* WHAT THE EXERCISE ASKS
Note each line of the listing that contains the string "tools", and copy it.

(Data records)
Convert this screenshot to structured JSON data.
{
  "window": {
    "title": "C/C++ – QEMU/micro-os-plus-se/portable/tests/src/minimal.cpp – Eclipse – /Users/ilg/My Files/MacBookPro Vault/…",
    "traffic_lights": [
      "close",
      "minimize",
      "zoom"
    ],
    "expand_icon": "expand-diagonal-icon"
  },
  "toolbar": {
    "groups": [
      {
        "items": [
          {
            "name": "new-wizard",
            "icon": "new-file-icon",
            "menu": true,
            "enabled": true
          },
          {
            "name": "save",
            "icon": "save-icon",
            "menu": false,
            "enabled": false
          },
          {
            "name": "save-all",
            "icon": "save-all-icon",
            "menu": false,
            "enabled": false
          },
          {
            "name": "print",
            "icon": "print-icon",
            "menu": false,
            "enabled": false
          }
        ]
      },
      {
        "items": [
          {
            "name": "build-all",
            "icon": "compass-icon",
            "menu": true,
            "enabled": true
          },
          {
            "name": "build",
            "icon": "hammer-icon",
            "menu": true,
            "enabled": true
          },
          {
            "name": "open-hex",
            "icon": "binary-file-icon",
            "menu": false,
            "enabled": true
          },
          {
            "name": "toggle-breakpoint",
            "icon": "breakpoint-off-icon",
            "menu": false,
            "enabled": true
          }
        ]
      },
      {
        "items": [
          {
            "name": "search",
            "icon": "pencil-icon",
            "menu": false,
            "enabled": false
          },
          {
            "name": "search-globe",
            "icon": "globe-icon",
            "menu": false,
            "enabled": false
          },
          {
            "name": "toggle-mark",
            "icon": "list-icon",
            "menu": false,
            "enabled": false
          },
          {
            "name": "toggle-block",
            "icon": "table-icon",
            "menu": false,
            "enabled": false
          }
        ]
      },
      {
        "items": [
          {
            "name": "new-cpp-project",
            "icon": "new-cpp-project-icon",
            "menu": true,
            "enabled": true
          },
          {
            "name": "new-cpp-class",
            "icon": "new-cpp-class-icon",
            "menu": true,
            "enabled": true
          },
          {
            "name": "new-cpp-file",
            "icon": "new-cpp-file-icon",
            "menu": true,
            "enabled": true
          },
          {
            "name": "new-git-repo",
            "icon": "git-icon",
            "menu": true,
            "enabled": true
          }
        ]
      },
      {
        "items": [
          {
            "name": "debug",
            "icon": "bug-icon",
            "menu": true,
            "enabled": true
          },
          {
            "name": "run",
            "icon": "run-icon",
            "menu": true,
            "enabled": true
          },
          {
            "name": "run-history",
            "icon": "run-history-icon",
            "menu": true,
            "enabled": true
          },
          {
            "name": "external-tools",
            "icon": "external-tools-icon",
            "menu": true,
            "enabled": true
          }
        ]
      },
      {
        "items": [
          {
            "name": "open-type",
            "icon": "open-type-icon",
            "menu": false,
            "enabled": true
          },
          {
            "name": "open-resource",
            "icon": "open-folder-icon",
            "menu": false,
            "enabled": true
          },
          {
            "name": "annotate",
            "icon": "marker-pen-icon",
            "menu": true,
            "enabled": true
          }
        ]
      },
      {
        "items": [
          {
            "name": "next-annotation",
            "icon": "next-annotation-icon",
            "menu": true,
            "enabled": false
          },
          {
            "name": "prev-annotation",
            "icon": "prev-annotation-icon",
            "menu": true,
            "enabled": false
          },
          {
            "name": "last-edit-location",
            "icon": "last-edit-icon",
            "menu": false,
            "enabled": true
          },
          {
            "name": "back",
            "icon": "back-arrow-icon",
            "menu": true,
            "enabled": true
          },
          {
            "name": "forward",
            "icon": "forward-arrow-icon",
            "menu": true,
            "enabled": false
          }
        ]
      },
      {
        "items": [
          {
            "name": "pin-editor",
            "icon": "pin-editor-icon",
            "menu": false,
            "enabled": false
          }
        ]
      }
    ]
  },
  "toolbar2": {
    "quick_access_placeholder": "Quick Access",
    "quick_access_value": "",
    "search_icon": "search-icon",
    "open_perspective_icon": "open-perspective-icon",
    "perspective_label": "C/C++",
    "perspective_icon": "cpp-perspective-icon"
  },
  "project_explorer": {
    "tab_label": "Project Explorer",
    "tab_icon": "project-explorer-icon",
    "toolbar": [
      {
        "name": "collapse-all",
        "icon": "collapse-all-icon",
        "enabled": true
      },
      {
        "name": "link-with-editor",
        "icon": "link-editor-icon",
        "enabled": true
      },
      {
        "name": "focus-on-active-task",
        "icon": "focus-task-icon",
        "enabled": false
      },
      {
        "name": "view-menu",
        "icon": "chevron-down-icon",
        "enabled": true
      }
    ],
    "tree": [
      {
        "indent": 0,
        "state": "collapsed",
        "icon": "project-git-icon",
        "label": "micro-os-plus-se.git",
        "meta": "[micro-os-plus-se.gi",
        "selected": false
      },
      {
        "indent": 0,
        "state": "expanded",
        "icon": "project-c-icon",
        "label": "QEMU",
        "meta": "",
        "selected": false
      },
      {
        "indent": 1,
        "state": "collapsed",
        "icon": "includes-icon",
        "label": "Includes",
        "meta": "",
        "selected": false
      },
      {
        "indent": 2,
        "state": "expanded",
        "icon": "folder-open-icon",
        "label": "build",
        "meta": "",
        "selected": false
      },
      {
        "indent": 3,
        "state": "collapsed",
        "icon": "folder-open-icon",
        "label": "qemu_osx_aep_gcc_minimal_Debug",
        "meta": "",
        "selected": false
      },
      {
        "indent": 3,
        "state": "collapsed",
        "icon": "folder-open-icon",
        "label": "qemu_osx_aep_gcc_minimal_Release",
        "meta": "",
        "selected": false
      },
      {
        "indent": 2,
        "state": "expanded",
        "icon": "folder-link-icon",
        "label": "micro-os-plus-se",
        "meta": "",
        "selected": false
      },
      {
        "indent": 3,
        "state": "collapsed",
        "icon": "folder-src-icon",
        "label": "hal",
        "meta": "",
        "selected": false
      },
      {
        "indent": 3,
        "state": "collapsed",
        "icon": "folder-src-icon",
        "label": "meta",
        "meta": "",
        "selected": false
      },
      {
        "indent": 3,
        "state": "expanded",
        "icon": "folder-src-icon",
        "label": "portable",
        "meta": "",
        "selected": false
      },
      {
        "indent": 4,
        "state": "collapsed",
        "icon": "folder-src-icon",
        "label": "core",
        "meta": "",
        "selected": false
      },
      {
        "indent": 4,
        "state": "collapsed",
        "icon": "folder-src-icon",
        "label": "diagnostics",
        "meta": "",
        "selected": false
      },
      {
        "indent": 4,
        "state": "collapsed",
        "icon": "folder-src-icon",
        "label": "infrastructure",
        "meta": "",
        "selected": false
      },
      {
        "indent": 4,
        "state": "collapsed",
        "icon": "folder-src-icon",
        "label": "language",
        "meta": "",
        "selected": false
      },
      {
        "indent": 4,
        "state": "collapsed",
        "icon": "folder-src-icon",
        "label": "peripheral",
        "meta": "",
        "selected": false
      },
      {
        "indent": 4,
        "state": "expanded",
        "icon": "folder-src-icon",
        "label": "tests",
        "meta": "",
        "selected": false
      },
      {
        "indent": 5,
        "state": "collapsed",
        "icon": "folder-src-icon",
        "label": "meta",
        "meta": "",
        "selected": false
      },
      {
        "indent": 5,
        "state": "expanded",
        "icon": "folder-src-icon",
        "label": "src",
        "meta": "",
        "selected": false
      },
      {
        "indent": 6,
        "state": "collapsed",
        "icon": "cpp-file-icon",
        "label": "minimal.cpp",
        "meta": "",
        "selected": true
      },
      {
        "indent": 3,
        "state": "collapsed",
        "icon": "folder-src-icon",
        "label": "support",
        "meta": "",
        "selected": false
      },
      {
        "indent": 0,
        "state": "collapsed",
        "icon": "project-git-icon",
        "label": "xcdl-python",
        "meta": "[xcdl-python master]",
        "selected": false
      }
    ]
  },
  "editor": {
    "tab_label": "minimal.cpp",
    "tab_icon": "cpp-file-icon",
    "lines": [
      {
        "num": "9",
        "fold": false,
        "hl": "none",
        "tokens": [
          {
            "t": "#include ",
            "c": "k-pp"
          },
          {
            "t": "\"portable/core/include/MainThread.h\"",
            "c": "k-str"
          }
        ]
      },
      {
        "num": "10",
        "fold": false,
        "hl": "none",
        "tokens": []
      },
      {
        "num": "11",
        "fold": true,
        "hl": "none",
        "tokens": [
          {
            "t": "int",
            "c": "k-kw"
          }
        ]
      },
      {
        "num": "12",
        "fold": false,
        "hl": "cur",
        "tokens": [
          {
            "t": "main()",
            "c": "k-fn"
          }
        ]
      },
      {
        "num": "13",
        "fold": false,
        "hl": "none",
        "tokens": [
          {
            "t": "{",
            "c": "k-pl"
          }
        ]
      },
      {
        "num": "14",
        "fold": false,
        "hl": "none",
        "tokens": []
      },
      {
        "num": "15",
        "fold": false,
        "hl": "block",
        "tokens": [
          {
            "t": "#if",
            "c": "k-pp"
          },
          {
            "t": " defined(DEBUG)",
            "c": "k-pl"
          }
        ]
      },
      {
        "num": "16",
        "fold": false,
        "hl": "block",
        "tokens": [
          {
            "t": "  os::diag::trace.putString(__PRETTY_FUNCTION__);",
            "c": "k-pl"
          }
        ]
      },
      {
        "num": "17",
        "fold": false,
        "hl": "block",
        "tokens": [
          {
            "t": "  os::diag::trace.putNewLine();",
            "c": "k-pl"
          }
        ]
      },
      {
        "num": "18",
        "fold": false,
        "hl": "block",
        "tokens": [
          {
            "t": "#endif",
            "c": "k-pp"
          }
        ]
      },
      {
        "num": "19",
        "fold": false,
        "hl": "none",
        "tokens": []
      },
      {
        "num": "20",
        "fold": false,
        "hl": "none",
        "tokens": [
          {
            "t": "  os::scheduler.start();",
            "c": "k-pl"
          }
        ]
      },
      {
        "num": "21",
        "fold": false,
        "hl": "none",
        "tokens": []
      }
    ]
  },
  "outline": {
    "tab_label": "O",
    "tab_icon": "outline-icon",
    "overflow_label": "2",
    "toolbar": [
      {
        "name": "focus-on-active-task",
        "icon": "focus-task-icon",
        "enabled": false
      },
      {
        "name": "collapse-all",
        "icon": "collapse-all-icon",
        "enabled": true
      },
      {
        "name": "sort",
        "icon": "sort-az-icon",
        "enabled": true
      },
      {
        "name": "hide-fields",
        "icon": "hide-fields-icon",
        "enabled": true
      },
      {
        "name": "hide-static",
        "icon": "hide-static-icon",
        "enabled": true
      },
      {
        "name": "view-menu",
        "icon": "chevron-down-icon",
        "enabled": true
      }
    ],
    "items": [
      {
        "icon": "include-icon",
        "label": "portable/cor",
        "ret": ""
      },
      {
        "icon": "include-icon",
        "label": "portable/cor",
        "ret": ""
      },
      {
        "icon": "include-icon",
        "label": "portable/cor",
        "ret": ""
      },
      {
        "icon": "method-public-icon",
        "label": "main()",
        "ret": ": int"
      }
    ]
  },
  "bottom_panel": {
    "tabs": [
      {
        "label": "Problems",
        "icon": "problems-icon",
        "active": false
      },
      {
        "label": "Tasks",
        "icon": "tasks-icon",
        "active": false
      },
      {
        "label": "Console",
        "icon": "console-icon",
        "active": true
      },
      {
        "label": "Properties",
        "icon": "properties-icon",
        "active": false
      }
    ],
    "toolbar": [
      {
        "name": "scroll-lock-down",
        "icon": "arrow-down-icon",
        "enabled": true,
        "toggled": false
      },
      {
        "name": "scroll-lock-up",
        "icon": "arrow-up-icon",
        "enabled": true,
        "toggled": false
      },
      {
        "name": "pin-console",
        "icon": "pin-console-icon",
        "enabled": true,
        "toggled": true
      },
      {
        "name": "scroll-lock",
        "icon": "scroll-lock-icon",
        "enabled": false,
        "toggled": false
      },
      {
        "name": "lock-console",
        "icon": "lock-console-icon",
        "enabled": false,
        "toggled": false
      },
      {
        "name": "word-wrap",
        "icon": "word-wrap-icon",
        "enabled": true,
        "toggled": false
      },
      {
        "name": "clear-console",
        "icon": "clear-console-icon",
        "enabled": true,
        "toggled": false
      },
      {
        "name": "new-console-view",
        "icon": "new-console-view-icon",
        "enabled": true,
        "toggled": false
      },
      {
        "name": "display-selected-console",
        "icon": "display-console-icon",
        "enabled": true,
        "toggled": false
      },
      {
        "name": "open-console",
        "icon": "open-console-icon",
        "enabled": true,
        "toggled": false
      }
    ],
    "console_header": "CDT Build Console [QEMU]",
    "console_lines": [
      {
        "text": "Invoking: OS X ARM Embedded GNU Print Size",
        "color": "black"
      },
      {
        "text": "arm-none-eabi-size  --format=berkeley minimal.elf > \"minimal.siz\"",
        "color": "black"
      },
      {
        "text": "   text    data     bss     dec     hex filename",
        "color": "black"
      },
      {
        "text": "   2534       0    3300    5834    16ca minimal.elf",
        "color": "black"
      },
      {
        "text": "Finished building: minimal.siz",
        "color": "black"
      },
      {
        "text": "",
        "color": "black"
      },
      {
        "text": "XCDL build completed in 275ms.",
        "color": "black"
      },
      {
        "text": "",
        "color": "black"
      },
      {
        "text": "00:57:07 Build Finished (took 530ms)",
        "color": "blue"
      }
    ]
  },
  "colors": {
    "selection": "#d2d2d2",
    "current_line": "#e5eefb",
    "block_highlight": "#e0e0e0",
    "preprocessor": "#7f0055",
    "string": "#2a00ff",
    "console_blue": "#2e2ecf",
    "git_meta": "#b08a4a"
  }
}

* ANSWER TO THE EXERCISE
            "name": "external-tools",
            "icon": "external-tools-icon",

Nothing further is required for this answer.